== RECORDS SHOWN ==
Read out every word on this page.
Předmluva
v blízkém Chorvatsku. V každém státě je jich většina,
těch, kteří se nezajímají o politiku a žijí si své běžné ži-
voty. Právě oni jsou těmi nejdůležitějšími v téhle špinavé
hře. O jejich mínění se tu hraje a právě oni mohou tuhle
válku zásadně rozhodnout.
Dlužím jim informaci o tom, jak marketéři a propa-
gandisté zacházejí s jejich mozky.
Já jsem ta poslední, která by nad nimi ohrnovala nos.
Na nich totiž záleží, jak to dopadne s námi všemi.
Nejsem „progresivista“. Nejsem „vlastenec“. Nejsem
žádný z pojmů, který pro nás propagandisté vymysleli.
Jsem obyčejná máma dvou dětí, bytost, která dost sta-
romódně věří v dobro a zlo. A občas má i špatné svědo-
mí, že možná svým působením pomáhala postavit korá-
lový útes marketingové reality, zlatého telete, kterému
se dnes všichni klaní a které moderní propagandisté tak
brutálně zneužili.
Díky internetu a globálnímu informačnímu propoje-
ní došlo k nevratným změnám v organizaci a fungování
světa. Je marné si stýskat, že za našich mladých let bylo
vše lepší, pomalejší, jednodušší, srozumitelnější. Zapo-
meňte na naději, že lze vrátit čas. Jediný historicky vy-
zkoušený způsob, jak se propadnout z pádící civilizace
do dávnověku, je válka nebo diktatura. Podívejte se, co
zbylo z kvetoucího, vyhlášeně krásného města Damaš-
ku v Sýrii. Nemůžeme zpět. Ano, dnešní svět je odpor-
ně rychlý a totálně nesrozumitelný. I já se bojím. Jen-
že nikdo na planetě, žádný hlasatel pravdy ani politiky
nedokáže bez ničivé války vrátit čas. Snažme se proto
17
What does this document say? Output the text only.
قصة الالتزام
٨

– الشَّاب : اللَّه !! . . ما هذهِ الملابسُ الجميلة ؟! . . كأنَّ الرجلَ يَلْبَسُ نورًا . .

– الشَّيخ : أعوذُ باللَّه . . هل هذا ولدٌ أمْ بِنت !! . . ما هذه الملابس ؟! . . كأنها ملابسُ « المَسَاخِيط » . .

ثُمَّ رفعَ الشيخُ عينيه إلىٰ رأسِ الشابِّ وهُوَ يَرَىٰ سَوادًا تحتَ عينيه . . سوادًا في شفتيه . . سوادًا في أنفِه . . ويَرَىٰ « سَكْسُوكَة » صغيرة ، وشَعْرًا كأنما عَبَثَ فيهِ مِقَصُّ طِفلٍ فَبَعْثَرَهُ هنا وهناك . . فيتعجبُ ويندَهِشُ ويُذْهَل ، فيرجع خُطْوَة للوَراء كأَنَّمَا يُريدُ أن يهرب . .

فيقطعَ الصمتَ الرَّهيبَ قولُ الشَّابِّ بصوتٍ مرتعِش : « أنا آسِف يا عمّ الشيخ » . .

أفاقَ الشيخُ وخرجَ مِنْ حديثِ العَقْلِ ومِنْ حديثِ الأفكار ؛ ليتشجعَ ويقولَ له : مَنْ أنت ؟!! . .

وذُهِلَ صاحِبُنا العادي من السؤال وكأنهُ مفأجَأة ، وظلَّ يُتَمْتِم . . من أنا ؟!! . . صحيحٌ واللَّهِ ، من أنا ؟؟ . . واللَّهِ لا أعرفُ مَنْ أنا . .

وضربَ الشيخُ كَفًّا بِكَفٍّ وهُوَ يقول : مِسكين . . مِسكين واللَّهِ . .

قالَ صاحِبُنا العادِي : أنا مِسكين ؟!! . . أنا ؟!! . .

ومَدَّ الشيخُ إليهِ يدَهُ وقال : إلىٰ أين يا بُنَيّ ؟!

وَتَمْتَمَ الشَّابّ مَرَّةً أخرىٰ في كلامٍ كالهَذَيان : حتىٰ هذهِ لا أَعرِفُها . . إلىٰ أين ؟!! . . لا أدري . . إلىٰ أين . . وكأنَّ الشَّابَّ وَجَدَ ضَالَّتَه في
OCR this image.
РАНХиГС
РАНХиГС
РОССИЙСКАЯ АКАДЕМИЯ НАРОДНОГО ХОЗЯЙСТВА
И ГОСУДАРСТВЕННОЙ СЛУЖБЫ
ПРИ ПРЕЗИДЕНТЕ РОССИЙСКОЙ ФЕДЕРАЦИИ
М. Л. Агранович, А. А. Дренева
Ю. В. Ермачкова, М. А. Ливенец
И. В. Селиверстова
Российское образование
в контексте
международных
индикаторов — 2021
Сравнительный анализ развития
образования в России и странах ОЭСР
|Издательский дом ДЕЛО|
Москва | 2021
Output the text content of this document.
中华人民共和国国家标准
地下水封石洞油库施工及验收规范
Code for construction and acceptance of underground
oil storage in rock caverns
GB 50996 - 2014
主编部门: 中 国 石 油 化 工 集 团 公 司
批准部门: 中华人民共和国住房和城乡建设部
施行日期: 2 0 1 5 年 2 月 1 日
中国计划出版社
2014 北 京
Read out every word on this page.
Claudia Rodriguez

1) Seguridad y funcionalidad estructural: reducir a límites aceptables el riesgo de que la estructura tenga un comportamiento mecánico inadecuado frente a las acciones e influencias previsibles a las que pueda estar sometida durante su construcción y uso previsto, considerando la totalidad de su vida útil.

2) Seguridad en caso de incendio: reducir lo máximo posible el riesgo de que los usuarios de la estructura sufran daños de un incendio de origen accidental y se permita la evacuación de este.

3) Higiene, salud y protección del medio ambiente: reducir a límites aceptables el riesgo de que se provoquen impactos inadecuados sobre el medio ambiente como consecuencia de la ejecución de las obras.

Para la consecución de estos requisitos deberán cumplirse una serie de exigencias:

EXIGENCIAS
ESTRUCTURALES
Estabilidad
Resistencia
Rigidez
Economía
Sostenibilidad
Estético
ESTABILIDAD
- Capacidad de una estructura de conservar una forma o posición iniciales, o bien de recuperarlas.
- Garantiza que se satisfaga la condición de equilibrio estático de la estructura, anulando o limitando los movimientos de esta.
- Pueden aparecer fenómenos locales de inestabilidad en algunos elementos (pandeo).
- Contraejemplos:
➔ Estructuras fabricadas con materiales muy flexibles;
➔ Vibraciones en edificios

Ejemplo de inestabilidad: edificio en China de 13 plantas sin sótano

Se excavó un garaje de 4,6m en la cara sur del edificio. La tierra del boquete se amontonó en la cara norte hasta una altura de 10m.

== THE PROBLEM ==
Copy out the full listing exactly.

== PROBLEM SOLUTION ==
Read out every word on this page.
Předmluva
v blízkém Chorvatsku. V každém státě je jich většina,
těch, kteří se nezajímají o politiku a žijí si své běžné ži-
voty. Právě oni jsou těmi nejdůležitějšími v téhle špinavé
hře. O jejich mínění se tu hraje a právě oni mohou tuhle
válku zásadně rozhodnout.
Dlužím jim informaci o tom, jak marketéři a propa-
gandisté zacházejí s jejich mozky.
Já jsem ta poslední, která by nad nimi ohrnovala nos.
Na nich totiž záleží, jak to dopadne s námi všemi.
Nejsem „progresivista“. Nejsem „vlastenec“. Nejsem
žádný z pojmů, který pro nás propagandisté vymysleli.
Jsem obyčejná máma dvou dětí, bytost, která dost sta-
romódně věří v dobro a zlo. A občas má i špatné svědo-
mí, že možná svým působením pomáhala postavit korá-
lový útes marketingové reality, zlatého telete, kterému
se dnes všichni klaní a které moderní propagandisté tak
brutálně zneužili.
Díky internetu a globálnímu informačnímu propoje-
ní došlo k nevratným změnám v organizaci a fungování
světa. Je marné si stýskat, že za našich mladých let bylo
vše lepší, pomalejší, jednodušší, srozumitelnější. Zapo-
meňte na naději, že lze vrátit čas. Jediný historicky vy-
zkoušený způsob, jak se propadnout z pádící civilizace
do dávnověku, je válka nebo diktatura. Podívejte se, co
zbylo z kvetoucího, vyhlášeně krásného města Damaš-
ku v Sýrii. Nemůžeme zpět. Ano, dnešní svět je odpor-
ně rychlý a totálně nesrozumitelný. I já se bojím. Jen-
že nikdo na planetě, žádný hlasatel pravdy ani politiky
nedokáže bez ničivé války vrátit čas. Snažme se proto
17
What does this document say? Output the text only.
قصة الالتزام
٨

– الشَّاب : اللَّه !! . . ما هذهِ الملابسُ الجميلة ؟! . . كأنَّ الرجلَ يَلْبَسُ نورًا . .

– الشَّيخ : أعوذُ باللَّه . . هل هذا ولدٌ أمْ بِنت !! . . ما هذه الملابس ؟! . . كأنها ملابسُ « المَسَاخِيط » . .

ثُمَّ رفعَ الشيخُ عينيه إلىٰ رأسِ الشابِّ وهُوَ يَرَىٰ سَوادًا تحتَ عينيه . . سوادًا في شفتيه . . سوادًا في أنفِه . . ويَرَىٰ « سَكْسُوكَة » صغيرة ، وشَعْرًا كأنما عَبَثَ فيهِ مِقَصُّ طِفلٍ فَبَعْثَرَهُ هنا وهناك . . فيتعجبُ ويندَهِشُ ويُذْهَل ، فيرجع خُطْوَة للوَراء كأَنَّمَا يُريدُ أن يهرب . .

فيقطعَ الصمتَ الرَّهيبَ قولُ الشَّابِّ بصوتٍ مرتعِش : « أنا آسِف يا عمّ الشيخ » . .

أفاقَ الشيخُ وخرجَ مِنْ حديثِ العَقْلِ ومِنْ حديثِ الأفكار ؛ ليتشجعَ ويقولَ له : مَنْ أنت ؟!! . .

وذُهِلَ صاحِبُنا العادي من السؤال وكأنهُ مفأجَأة ، وظلَّ يُتَمْتِم . . من أنا ؟!! . . صحيحٌ واللَّهِ ، من أنا ؟؟ . . واللَّهِ لا أعرفُ مَنْ أنا . .

وضربَ الشيخُ كَفًّا بِكَفٍّ وهُوَ يقول : مِسكين . . مِسكين واللَّهِ . .

قالَ صاحِبُنا العادِي : أنا مِسكين ؟!! . . أنا ؟!! . .

ومَدَّ الشيخُ إليهِ يدَهُ وقال : إلىٰ أين يا بُنَيّ ؟!

وَتَمْتَمَ الشَّابّ مَرَّةً أخرىٰ في كلامٍ كالهَذَيان : حتىٰ هذهِ لا أَعرِفُها . . إلىٰ أين ؟!! . . لا أدري . . إلىٰ أين . . وكأنَّ الشَّابَّ وَجَدَ ضَالَّتَه في
OCR this image.
РАНХиГС
РАНХиГС
РОССИЙСКАЯ АКАДЕМИЯ НАРОДНОГО ХОЗЯЙСТВА
И ГОСУДАРСТВЕННОЙ СЛУЖБЫ
ПРИ ПРЕЗИДЕНТЕ РОССИЙСКОЙ ФЕДЕРАЦИИ
М. Л. Агранович, А. А. Дренева
Ю. В. Ермачкова, М. А. Ливенец
И. В. Селиверстова
Российское образование
в контексте
международных
индикаторов — 2021
Сравнительный анализ развития
образования в России и странах ОЭСР
|Издательский дом ДЕЛО|
Москва | 2021
Output the text content of this document.
中华人民共和国国家标准
地下水封石洞油库施工及验收规范
Code for construction and acceptance of underground
oil storage in rock caverns
GB 50996 - 2014
主编部门: 中 国 石 油 化 工 集 团 公 司
批准部门: 中华人民共和国住房和城乡建设部
施行日期: 2 0 1 5 年 2 月 1 日
中国计划出版社
2014 北 京
Read out every word on this page.
Claudia Rodriguez

1) Seguridad y funcionalidad estructural: reducir a límites aceptables el riesgo de que la estructura tenga un comportamiento mecánico inadecuado frente a las acciones e influencias previsibles a las que pueda estar sometida durante su construcción y uso previsto, considerando la totalidad de su vida útil.

2) Seguridad en caso de incendio: reducir lo máximo posible el riesgo de que los usuarios de la estructura sufran daños de un incendio de origen accidental y se permita la evacuación de este.

3) Higiene, salud y protección del medio ambiente: reducir a límites aceptables el riesgo de que se provoquen impactos inadecuados sobre el medio ambiente como consecuencia de la ejecución de las obras.

Para la consecución de estos requisitos deberán cumplirse una serie de exigencias:

EXIGENCIAS
ESTRUCTURALES
Estabilidad
Resistencia
Rigidez
Economía
Sostenibilidad
Estético
ESTABILIDAD
- Capacidad de una estructura de conservar una forma o posición iniciales, o bien de recuperarlas.
- Garantiza que se satisfaga la condición de equilibrio estático de la estructura, anulando o limitando los movimientos de esta.
- Pueden aparecer fenómenos locales de inestabilidad en algunos elementos (pandeo).
- Contraejemplos:
➔ Estructuras fabricadas con materiales muy flexibles;
➔ Vibraciones en edificios

Ejemplo de inestabilidad: edificio en China de 13 plantas sin sótano

Se excavó un garaje de 4,6m en la cara sur del edificio. La tierra del boquete se amontonó en la cara norte hasta una altura de 10m.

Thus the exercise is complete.